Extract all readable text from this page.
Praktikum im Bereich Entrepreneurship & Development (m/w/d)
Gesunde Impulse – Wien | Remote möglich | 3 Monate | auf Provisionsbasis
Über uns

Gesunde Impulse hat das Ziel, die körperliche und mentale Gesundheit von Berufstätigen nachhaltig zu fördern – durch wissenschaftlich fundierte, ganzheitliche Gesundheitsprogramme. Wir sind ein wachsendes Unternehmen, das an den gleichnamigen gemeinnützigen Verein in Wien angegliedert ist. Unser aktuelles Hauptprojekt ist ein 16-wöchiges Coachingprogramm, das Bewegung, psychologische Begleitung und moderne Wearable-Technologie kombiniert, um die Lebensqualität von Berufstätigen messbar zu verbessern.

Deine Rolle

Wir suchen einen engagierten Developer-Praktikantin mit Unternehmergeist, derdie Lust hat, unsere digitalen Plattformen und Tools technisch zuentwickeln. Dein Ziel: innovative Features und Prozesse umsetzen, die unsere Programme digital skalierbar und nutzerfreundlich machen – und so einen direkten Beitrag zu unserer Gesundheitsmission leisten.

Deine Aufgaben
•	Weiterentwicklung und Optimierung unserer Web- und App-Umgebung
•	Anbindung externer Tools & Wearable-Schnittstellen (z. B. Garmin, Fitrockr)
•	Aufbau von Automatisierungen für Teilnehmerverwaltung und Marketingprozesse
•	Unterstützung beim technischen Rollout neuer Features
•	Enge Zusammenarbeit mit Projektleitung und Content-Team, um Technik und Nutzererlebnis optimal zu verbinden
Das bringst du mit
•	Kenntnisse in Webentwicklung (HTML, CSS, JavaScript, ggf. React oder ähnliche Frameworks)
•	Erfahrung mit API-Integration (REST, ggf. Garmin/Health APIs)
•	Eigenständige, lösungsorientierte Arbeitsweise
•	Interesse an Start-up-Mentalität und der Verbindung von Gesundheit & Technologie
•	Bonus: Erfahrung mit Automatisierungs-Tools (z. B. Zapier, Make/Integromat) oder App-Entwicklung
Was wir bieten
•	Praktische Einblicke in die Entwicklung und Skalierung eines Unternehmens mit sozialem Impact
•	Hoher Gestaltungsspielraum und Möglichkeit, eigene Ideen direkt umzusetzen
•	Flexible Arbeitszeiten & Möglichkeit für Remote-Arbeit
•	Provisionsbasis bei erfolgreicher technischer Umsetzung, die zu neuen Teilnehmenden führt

Directive
In the records above, collect each line with "Provisionsbasis".

Exercise solution
Gesunde Impulse – Wien | Remote möglich | 3 Monate | auf Provisionsbasis
•	Provisionsbasis bei erfolgreicher technischer Umsetzung, die zu neuen Teilnehmenden führt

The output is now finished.